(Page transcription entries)
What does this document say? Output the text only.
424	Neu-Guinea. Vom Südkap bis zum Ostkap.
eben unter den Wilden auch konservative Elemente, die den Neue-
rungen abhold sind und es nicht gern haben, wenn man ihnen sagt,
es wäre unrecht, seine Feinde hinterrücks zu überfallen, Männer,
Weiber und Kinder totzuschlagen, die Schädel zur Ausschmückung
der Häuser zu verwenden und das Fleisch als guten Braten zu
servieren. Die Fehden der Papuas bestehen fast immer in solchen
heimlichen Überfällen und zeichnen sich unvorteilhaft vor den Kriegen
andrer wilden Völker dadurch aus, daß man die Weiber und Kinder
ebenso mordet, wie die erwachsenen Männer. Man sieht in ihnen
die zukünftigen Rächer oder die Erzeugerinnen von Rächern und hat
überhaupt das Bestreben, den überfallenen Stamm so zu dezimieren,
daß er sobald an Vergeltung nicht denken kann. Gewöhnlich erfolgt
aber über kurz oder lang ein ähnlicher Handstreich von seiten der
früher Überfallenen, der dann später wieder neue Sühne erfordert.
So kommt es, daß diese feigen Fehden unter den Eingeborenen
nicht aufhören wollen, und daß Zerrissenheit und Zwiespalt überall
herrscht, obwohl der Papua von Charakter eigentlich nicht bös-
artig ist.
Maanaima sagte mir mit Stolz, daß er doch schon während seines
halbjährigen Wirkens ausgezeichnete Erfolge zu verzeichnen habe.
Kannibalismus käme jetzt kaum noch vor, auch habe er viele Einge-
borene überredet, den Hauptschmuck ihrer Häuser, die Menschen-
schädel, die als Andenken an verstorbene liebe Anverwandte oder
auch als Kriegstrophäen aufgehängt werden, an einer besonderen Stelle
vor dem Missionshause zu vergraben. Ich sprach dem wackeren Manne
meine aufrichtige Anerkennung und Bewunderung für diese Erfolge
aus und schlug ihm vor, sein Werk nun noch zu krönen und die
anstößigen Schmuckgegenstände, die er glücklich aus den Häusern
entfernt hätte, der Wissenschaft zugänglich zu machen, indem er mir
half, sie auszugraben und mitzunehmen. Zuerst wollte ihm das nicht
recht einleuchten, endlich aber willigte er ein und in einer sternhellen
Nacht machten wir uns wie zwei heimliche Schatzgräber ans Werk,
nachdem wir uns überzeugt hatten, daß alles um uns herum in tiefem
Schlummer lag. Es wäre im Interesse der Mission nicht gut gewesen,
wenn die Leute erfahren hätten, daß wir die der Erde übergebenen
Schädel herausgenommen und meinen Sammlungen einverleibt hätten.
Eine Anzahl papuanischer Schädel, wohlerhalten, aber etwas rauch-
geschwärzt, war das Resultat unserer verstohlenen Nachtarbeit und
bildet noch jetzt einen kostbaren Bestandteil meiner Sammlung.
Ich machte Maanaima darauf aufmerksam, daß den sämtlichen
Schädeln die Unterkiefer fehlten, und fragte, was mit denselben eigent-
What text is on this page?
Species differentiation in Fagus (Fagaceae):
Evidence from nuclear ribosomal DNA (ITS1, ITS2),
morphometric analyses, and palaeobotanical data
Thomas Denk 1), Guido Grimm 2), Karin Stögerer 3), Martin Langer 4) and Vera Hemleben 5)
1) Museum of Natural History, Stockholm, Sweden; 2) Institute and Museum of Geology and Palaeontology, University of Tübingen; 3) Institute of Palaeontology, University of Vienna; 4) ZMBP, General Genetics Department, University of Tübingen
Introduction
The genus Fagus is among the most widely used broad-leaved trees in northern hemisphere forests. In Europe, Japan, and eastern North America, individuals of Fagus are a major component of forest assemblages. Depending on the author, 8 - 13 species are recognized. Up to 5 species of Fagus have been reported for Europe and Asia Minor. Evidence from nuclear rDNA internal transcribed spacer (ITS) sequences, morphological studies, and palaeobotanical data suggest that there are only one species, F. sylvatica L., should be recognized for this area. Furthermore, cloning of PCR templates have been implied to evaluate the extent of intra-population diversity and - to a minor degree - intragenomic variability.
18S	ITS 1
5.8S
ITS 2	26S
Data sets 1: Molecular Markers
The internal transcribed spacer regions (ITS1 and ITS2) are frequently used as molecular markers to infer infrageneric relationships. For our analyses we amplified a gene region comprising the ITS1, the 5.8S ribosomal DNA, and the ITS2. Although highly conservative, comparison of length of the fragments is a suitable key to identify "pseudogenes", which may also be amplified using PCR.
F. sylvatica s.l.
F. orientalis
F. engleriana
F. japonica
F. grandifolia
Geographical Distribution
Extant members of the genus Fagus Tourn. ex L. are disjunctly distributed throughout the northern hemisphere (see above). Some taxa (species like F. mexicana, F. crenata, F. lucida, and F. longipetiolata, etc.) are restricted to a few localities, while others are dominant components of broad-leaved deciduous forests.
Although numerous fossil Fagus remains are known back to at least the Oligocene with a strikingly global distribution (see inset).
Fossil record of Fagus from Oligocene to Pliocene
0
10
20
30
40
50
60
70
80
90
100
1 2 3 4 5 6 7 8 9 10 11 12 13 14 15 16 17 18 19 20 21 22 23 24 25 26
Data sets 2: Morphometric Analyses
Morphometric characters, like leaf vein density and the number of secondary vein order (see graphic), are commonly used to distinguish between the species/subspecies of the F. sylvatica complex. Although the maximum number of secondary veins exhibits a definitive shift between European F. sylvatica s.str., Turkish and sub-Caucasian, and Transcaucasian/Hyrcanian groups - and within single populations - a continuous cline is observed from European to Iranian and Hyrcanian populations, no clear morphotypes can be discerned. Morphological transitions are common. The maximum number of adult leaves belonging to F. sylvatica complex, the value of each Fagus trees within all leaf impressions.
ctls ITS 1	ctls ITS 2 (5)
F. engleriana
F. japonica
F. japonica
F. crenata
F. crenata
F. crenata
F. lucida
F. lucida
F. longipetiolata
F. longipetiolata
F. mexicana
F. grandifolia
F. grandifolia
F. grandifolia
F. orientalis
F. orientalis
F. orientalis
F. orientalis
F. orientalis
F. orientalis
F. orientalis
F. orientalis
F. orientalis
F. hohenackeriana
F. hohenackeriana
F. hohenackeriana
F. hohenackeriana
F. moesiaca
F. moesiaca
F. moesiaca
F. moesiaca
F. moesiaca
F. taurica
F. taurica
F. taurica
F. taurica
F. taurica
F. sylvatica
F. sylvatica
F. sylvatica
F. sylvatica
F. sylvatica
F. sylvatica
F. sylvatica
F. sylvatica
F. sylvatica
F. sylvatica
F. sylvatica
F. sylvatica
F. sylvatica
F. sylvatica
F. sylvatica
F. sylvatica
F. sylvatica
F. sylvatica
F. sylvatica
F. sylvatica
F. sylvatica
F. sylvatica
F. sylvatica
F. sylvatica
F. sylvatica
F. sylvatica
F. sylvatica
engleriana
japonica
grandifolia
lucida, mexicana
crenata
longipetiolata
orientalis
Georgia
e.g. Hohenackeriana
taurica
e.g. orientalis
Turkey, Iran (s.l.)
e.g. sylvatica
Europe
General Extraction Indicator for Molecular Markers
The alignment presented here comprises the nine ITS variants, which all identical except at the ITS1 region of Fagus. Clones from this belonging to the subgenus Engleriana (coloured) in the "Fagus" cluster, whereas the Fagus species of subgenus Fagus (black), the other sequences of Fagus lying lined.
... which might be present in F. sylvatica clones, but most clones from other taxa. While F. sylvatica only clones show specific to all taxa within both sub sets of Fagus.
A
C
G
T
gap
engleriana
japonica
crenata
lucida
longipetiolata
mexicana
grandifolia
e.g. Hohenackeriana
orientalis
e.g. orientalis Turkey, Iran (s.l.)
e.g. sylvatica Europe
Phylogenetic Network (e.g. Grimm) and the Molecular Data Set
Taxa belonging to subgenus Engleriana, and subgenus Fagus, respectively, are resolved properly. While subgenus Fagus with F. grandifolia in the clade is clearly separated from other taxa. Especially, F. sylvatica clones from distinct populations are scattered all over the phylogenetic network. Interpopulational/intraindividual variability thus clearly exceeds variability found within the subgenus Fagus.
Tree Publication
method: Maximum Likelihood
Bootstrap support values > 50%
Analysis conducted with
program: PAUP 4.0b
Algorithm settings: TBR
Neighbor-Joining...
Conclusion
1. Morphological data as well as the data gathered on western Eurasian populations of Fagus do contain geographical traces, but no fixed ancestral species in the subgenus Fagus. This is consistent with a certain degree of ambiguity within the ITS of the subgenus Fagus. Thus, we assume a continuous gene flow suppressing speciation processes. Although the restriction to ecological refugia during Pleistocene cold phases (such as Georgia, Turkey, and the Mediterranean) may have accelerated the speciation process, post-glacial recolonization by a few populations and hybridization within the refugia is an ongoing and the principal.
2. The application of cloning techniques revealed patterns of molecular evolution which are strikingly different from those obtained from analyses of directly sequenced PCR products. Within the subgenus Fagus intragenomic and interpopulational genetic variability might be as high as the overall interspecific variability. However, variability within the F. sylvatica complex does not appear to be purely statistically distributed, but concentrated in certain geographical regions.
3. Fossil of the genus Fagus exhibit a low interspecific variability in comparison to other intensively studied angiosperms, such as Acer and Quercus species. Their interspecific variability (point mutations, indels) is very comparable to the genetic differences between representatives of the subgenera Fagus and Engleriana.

**WORK REQUIRED**
Pick out each line above that includes "interspecific" and show it.

**ANSWER SECTION**
2. The application of cloning techniques revealed patterns of molecular evolution which are strikingly different from those obtained from analyses of directly sequenced PCR products. Within the subgenus Fagus intragenomic and interpopulational genetic variability might be as high as the overall interspecific variability. However, variability within the F. sylvatica complex does not appear to be purely statistically distributed, but concentrated in certain geographical regions.
3. Fossil of the genus Fagus exhibit a low interspecific variability in comparison to other intensively studied angiosperms, such as Acer and Quercus species. Their interspecific variability (point mutations, indels) is very comparable to the genetic differences between representatives of the subgenera Fagus and Engleriana.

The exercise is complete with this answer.